Document:
London Film Festival 2013. Experimenta, Part 2

The second of four dispatches on some of the goods offered by the 57th London Film Festival’s ‘Experimenta’ section.
Michael Pattison

This is the second of four dispatches on some of the goods offered by the 57th London Film Festival’s ‘Experimenta’ section.

A spectre is haunting cinema—the spectre of commune porn. At a time when alternative ways of thinking, living and coexisting are becoming ever more urgent, a number of filmmakers are looking to more collectivist contexts as a platform for more profitable (if not unproblematic) narratives. At the 57th BFI London Film Festival (LFF), one may have so far seen no less than three feature-length films dealing with life amidst a co-op: Kelly Reichardt’s minimalist eco-thriller Night Moves, Paul-Julien Robert’s documentary My Fathers, My Mother and Me and Ben Rivers and Ben Russell’s spiritual pilgrimage triptych, A Spell to Ward Off the Darkness.

The latter film is one of two works by Russell at this year’s festival. The other is Let Us Persevere In What We Have Resolved Before We Forget, a 20-minute short that screened as part of ‘What Do We Do Now, Now That We Are Happy?’—a three-title programme in the festival’s ‘Experimenta’ section, which brought together works imagining and presenting utopias. Sandwiched between Margaret Salmon’s Gibraltar and Michael Robinson’s Circle in the Sand, Russell’s latest 16mm (and French-funded) short was made on the island of Tanna, a part of the Vanatu archipelago in Melanesia, and evinces its director’s familiar fetish for those climes and customs found at some geographical remove from the metropolises of the capitalist world.

Requirements:
**a.** Which feature-length films dealing with life amid a co-op does the festival dispatch name?
**b.** Do these statements agree with the festival dispatch? Answer yes or no for each, quoting the words that decide it.
(i) Russell's short Let Us Persevere In What We Have Resolved Before We Forget was shot on 16mm.
(ii) The festival dispatch is the third of four.
(iii) Let Us Persevere In What We Have Resolved Before We Forget runs about 20 minutes.
**c.** In the festival dispatch, what is the name of the programme in which Russell's 20-minute short screened?

Items:

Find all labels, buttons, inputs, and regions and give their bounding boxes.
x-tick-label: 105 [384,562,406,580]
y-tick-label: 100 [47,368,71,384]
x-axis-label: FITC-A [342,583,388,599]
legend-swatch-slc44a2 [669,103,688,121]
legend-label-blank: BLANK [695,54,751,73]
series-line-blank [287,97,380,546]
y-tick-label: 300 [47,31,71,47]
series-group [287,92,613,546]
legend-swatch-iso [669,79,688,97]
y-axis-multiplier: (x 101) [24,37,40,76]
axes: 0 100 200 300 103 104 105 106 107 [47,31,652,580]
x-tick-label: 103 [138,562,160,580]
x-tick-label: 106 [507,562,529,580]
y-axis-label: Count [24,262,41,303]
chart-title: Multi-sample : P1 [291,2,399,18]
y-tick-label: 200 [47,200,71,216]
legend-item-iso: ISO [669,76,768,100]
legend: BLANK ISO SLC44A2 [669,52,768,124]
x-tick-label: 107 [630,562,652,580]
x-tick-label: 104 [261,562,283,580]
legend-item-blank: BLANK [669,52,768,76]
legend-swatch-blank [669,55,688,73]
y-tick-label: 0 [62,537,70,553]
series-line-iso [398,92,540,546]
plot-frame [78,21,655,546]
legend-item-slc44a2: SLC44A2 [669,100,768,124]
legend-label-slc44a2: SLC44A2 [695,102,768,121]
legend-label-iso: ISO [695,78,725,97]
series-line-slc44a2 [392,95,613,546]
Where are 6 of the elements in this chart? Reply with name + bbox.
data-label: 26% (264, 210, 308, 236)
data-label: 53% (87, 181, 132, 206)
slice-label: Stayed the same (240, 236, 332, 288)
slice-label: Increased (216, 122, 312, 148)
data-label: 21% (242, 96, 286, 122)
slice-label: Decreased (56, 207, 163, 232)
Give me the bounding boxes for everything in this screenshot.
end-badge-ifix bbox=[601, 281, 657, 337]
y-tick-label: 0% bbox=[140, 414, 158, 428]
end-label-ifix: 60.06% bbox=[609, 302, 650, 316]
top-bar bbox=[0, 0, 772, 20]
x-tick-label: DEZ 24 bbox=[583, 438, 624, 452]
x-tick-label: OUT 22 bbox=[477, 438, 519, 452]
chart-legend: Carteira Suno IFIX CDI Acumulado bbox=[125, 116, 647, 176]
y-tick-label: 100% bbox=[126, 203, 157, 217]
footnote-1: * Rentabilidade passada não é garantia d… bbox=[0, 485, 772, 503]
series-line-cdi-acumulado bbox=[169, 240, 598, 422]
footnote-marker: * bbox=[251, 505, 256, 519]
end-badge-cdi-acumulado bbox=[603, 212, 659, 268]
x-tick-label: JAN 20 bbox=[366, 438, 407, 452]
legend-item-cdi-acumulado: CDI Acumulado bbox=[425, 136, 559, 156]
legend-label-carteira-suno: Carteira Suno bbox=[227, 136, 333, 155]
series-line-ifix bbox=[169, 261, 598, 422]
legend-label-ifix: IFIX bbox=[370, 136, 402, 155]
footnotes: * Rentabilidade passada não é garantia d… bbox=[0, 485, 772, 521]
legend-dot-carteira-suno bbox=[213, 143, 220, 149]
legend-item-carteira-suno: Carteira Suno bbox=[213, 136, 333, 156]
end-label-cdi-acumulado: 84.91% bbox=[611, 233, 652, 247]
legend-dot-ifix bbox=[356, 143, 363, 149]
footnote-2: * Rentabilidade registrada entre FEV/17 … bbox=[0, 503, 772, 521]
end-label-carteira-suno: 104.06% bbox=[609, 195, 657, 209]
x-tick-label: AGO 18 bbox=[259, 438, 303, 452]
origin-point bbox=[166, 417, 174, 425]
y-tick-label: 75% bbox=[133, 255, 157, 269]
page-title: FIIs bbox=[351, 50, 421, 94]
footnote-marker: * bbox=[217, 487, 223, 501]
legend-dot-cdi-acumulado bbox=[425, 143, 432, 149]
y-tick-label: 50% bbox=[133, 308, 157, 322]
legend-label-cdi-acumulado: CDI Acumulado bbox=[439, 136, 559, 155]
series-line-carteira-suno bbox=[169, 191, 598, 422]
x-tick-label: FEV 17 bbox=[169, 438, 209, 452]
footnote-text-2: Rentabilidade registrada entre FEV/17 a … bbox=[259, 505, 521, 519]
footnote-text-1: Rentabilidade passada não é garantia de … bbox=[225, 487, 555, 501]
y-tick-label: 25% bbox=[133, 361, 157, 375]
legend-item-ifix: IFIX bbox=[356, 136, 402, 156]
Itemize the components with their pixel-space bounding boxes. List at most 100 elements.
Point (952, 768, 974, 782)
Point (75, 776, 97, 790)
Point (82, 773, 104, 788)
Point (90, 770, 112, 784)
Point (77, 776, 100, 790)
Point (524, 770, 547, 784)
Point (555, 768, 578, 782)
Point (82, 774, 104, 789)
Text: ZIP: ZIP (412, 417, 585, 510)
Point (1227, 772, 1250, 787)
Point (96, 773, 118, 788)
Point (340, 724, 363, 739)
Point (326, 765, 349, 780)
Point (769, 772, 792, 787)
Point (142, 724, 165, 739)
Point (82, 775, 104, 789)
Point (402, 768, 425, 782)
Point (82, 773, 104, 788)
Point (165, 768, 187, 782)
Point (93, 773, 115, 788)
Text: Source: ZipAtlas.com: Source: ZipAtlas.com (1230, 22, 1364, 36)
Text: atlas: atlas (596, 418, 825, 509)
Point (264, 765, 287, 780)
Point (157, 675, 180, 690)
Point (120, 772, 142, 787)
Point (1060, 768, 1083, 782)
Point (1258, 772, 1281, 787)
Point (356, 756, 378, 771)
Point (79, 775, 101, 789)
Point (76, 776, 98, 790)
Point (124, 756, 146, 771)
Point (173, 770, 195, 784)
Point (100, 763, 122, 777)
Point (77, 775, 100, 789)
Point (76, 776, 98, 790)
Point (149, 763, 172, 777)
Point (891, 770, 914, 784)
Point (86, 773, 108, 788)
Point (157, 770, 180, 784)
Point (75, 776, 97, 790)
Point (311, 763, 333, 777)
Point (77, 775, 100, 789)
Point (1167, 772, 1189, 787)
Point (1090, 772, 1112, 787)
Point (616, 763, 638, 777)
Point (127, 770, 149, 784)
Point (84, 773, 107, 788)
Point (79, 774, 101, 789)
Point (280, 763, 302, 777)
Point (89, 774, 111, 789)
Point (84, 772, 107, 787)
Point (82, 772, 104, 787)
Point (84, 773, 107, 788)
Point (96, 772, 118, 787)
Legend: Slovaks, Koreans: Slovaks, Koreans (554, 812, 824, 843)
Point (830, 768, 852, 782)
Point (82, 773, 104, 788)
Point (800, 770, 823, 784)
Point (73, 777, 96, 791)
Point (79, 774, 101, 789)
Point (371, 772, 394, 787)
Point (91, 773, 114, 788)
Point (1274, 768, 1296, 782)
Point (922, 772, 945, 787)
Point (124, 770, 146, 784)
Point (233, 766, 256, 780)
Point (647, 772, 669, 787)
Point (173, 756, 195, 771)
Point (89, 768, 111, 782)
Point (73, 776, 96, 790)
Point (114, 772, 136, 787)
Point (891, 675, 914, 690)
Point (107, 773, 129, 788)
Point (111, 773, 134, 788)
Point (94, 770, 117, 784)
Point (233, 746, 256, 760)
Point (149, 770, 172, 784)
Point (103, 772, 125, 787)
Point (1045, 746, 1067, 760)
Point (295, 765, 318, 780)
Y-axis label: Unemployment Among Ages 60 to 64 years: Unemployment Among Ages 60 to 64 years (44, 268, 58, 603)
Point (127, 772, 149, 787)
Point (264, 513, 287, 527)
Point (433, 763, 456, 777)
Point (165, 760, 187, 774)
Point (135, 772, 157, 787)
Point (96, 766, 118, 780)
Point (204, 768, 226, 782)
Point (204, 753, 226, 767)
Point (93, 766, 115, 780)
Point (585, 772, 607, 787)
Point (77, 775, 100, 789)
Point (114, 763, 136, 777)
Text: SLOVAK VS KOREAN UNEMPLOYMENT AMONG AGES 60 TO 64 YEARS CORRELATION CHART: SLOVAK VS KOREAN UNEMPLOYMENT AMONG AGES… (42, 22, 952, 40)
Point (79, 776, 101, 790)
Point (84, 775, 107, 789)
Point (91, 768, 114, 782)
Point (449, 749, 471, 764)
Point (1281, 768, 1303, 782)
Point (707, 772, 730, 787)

Responses:
**a.**
- Night Moves (Kelly Reichardt)
- My Fathers, My Mother and Me (Paul-Julien Robert)
- A Spell to Ward Off the Darkness (Ben Rivers and Ben Russell)

**b.**
(i) Yes: "Russell’s latest 16mm (and French-funded) short"
(ii) No: "This is the second of four dispatches"
(iii) Yes: "a 20-minute short"

**c.** ‘What Do We Do Now, Now That We Are Happy?’